● 答える問い:
1. ページ抜粋によると、PTSD予防のワークショップはどのような形式で行われるか。
2. 次の(a)〜(c)がページ抜粋の内容と合うかどうかを判定せよ。それぞれ「はい」か「いいえ」で答え、決め手となる本文の語句をそのまま引用すること。
(a) 心を鍛える心理療法の対象はスポーツ選手に限られる。
(b) PTSD予防の第二の砦は、抱えたトラウマ反応を障害にしないことである。
(c) 心を鍛える心理療法入門のワークショップでは、シナリオロールプレイやディスカッションなどを通じて学ぶ。
3. ページ抜粋では、スポーツ選手が自身の内と外の双方に対してレジリエントであることが望まれるのはなぜだとされているか。

● ページ抜粋:
━━━━━━━━━━━━━━━━━━━━━━━━━━━━━━

プロの心を鍛える心理療法入門
トレーナー 武野 顕吾(ボールパークコーポレーション)
例えば、” 試合前に緊張する ” というスポーツ選手に対して、我々臨床家はどのようなアプローチができるだろうか?選手が世界一を目指して戦う時、彼らは自分の内面の緊張を受け入れ、また刻々と変わる外的状況にも主体的に反応し、そして時に自分のベストを越えたパフォーマンスを出すことができる。つまり自身の内と外の双方に対してレジリエントにいることが望まれる。このように自分の限界を超えようとする人たちの心を鍛え、支援するための心理療法を学ぶのが本ワークショップの目的である。この心理療法の対象者はスポーツ選手のみならず、各界で自分の能力をさらに向上させようとする ” プロ” と呼ばれる方々全般に対して適応可能なものである。本ワークショップでは、シナリオロールプレイやディスカッションなどを通じ、参加者ご自身がそこで感じた体験もベースにして学んでいく。
PTSD予防と心理療法
トレーナー 橋本 和典(立教大学現代心理学部/PAS心理教育研究所・同福島トラウマ心理療法センター)
PTSDの予防には、二つの砦がある。第一の砦は、死の脅威ストレスをトラウマにしないこと。その砦が突破された場合の第二の砦は、抱えたトラウマ反応を障害にしないことである。本ワークショップは、地震、大雨の甚大災害が続き、今後もメガ災害が確実に予想される日本において、さらには、日常臨床の中での避けがたい事件や事故対応において、PTSDをより積極的な砦対応を可能にする予防教育と力動的支持的心理療法の基本技法のイメージをつかむことを目的とする。実際のトラウマ事例についての全員での分析及び対応可能性の確認(SVを含む)を方法とする事例ワークショップ形式で行う。PTSD、トラウマ、災害対応に関心のある学会員や参加者、大学院生にぜひ積極的に参加してほしい。

━━━━━━━━━━━━━━━━━━━━━━━━━━━━━━

● 提示情報:
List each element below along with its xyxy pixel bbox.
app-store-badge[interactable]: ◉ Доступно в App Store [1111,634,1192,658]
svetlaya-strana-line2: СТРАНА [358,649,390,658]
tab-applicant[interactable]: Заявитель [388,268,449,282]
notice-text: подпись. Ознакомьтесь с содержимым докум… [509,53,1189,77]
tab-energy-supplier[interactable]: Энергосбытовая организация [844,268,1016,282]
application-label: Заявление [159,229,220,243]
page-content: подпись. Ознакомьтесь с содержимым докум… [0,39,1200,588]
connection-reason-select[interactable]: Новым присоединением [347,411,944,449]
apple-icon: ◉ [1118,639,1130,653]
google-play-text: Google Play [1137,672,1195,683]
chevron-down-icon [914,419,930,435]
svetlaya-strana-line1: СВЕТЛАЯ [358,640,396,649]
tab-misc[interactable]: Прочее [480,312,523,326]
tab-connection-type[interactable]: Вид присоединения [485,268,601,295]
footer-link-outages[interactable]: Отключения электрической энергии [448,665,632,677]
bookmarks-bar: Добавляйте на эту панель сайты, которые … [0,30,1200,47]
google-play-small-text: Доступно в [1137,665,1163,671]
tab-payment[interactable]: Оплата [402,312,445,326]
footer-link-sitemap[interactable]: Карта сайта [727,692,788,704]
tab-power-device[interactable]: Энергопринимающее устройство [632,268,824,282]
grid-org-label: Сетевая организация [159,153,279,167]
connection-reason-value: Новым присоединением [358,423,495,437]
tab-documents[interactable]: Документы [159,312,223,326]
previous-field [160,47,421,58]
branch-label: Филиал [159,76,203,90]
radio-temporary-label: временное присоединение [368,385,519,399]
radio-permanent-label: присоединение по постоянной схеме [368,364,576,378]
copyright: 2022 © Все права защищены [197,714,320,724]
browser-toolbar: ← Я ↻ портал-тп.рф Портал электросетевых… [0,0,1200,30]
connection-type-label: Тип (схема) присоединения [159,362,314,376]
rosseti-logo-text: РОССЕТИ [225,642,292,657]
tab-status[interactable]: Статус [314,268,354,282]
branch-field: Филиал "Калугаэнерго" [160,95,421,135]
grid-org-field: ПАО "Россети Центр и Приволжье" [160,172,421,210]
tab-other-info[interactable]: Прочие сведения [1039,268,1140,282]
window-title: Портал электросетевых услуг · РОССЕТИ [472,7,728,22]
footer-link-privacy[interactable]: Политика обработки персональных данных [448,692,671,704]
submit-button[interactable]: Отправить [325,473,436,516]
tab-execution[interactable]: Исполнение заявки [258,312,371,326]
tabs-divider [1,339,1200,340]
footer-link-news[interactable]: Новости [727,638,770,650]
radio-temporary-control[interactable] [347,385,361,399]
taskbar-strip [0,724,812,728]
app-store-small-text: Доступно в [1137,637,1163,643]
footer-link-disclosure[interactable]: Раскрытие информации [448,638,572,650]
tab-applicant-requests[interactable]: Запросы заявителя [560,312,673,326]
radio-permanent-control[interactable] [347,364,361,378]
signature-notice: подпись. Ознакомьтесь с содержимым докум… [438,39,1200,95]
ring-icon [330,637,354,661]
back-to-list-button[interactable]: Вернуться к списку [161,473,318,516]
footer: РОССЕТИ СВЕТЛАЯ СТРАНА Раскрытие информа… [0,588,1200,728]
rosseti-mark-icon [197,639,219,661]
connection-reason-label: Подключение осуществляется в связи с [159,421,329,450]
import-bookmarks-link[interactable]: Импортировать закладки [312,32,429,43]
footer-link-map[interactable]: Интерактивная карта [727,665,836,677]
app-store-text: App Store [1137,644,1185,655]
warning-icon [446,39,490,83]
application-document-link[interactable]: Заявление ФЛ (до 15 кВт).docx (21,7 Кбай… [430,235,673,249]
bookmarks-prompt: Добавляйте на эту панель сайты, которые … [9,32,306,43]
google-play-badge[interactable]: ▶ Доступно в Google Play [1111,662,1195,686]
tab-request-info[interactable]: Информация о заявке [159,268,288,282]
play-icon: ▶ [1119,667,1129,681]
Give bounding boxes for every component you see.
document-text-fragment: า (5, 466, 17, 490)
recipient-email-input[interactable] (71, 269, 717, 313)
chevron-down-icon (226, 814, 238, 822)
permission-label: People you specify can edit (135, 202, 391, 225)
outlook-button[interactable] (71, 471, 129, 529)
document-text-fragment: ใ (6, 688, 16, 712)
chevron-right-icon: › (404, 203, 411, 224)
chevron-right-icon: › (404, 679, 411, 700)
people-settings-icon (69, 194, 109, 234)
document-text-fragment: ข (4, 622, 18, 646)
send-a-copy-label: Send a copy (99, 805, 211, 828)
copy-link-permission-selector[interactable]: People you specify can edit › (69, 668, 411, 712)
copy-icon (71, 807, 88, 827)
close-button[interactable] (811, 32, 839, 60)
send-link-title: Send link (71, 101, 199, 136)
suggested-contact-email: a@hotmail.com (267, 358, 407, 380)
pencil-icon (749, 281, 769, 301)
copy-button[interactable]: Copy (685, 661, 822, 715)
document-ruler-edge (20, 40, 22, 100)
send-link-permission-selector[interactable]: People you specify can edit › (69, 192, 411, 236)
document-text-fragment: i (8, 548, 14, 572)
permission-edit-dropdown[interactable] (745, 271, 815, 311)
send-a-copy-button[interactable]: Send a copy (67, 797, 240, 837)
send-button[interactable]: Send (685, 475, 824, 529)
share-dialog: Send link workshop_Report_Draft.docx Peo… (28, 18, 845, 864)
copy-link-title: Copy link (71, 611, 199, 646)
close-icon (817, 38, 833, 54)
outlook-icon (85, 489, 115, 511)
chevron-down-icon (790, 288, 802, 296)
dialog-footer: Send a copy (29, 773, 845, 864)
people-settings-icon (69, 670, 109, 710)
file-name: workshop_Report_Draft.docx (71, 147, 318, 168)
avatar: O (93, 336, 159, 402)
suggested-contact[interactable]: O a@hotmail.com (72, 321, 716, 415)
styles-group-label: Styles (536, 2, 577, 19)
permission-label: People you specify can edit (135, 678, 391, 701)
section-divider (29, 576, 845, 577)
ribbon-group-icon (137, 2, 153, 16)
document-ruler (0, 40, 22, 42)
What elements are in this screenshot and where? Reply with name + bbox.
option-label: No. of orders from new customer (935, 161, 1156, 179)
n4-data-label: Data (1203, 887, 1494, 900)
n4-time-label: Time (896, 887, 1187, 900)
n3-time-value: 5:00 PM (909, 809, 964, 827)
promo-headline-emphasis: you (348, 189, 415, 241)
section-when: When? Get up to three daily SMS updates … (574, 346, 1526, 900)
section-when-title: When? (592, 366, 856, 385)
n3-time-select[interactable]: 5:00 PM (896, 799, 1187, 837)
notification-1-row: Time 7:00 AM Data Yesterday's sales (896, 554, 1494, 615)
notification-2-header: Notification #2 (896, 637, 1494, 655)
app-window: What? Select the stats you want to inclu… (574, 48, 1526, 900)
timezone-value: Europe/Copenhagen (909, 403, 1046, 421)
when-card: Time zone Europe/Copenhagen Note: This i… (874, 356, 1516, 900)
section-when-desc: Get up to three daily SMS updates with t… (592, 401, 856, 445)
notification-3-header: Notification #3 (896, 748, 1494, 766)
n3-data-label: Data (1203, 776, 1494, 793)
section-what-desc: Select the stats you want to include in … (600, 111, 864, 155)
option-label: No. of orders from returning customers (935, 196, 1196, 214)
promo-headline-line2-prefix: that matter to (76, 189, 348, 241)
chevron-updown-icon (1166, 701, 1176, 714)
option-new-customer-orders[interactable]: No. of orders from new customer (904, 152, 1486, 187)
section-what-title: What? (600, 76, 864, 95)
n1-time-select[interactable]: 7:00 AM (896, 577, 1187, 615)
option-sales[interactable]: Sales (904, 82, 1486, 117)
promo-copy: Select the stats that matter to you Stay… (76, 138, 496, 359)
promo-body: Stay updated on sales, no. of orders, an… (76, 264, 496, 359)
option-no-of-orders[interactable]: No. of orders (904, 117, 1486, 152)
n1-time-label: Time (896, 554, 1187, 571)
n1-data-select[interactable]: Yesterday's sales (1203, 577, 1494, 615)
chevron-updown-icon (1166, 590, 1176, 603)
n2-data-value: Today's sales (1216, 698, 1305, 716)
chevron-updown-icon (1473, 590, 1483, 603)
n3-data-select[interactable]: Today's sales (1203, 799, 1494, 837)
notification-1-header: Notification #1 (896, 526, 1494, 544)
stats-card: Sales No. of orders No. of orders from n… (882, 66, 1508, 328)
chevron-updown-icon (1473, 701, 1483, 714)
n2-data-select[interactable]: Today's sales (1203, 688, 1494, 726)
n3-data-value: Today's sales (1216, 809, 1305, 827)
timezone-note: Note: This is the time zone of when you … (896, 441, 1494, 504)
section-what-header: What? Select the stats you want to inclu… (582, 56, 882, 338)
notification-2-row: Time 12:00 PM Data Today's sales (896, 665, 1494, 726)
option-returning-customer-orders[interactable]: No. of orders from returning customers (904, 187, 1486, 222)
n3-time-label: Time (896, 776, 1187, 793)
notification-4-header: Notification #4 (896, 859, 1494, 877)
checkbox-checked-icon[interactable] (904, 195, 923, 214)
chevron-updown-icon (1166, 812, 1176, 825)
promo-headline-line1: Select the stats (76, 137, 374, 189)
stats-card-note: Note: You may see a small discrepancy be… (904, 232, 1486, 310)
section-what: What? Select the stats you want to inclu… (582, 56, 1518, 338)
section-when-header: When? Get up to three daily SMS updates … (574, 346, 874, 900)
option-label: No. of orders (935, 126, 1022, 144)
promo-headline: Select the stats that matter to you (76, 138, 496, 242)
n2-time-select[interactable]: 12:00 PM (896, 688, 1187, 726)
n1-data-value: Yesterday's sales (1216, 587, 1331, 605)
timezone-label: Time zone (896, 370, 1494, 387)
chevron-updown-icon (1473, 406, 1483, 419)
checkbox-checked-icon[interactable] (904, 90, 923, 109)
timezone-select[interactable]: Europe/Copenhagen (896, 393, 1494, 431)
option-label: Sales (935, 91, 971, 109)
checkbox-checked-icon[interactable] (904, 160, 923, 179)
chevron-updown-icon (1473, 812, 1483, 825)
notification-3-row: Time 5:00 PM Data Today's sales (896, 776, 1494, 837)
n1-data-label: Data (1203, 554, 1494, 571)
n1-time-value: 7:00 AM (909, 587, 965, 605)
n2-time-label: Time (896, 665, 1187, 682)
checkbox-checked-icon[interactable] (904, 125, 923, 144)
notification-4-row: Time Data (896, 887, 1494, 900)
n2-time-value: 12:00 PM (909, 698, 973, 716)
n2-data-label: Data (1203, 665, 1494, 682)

━━━━━━━━━━━━━━━━━━━━━━━━━━━━━━

● 結果:
1. 実際のトラウマ事例について全員で分析し、対応可能性を確認する(SVを含む)事例ワークショップ形式で行われる。

2.
(a) いいえ。「この心理療法の対象者はスポーツ選手のみならず」
(b) はい。「その砦が突破された場合の第二の砦は、抱えたトラウマ反応を障害にしないことである」
(c) はい。「シナリオロールプレイやディスカッションなどを通じ」

3. 世界一を目指して戦う時、選手は自分の内面の緊張を受け入れ、刻々と変わる外的状況にも主体的に反応する。そして時に自分のベストを越えたパフォーマンスを出すことができるからである。